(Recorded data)
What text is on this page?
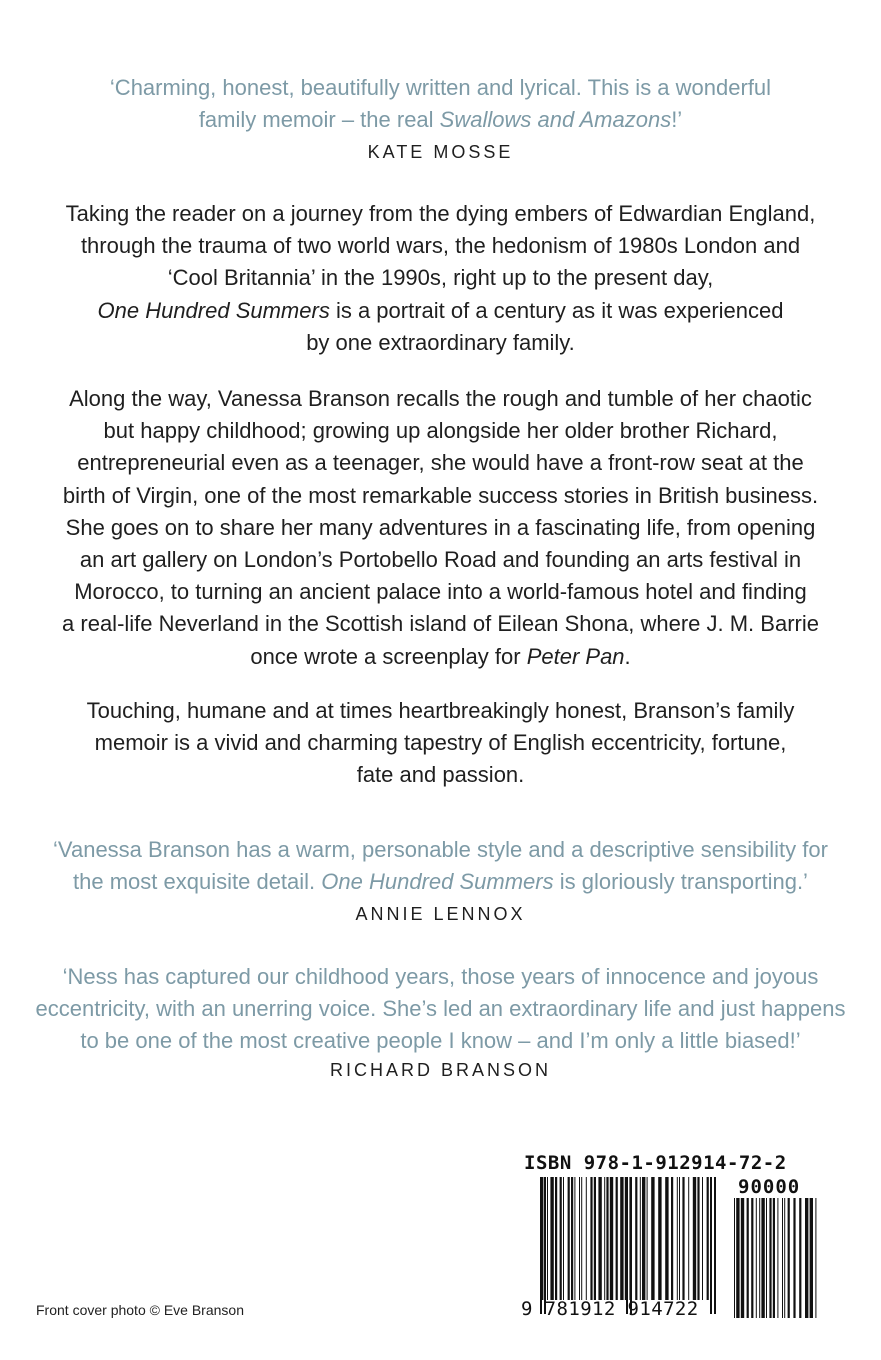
‘Charming, honest, beautifully written and lyrical. This is a wonderful
family memoir – the real Swallows and Amazons!’
KATE MOSSE
Taking the reader on a journey from the dying embers of Edwardian England,
through the trauma of two world wars, the hedonism of 1980s London and
‘Cool Britannia’ in the 1990s, right up to the present day,
One Hundred Summers is a portrait of a century as it was experienced
by one extraordinary family.
Along the way, Vanessa Branson recalls the rough and tumble of her chaotic
but happy childhood; growing up alongside her older brother Richard,
entrepreneurial even as a teenager, she would have a front-row seat at the
birth of Virgin, one of the most remarkable success stories in British business.
She goes on to share her many adventures in a fascinating life, from opening
an art gallery on London’s Portobello Road and founding an arts festival in
Morocco, to turning an ancient palace into a world-famous hotel and finding
a real-life Neverland in the Scottish island of Eilean Shona, where J. M. Barrie
once wrote a screenplay for Peter Pan.
Touching, humane and at times heartbreakingly honest, Branson’s family
memoir is a vivid and charming tapestry of English eccentricity, fortune,
fate and passion.
‘Vanessa Branson has a warm, personable style and a descriptive sensibility for
the most exquisite detail. One Hundred Summers is gloriously transporting.’
ANNIE LENNOX
‘Ness has captured our childhood years, those years of innocence and joyous
eccentricity, with an unerring voice. She’s led an extraordinary life and just happens
to be one of the most creative people I know – and I’m only a little biased!’
RICHARD BRANSON
ISBN 978-1-912914-72-2
90000
9 781912 914722
Front cover photo © Eve Branson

TASK STATEMENT: Without including the pictures, return each record above exactly as it stands.

WRITTEN SOLUTION:
What text is on this page?
‘Charming, honest, beautifully written and lyrical. This is a wonderful
family memoir – the real Swallows and Amazons!’
KATE MOSSE
Taking the reader on a journey from the dying embers of Edwardian England,
through the trauma of two world wars, the hedonism of 1980s London and
‘Cool Britannia’ in the 1990s, right up to the present day,
One Hundred Summers is a portrait of a century as it was experienced
by one extraordinary family.
Along the way, Vanessa Branson recalls the rough and tumble of her chaotic
but happy childhood; growing up alongside her older brother Richard,
entrepreneurial even as a teenager, she would have a front-row seat at the
birth of Virgin, one of the most remarkable success stories in British business.
She goes on to share her many adventures in a fascinating life, from opening
an art gallery on London’s Portobello Road and founding an arts festival in
Morocco, to turning an ancient palace into a world-famous hotel and finding
a real-life Neverland in the Scottish island of Eilean Shona, where J. M. Barrie
once wrote a screenplay for Peter Pan.
Touching, humane and at times heartbreakingly honest, Branson’s family
memoir is a vivid and charming tapestry of English eccentricity, fortune,
fate and passion.
‘Vanessa Branson has a warm, personable style and a descriptive sensibility for
the most exquisite detail. One Hundred Summers is gloriously transporting.’
ANNIE LENNOX
‘Ness has captured our childhood years, those years of innocence and joyous
eccentricity, with an unerring voice. She’s led an extraordinary life and just happens
to be one of the most creative people I know – and I’m only a little biased!’
RICHARD BRANSON
ISBN 978-1-912914-72-2
90000
9 781912 914722
Front cover photo © Eve Branson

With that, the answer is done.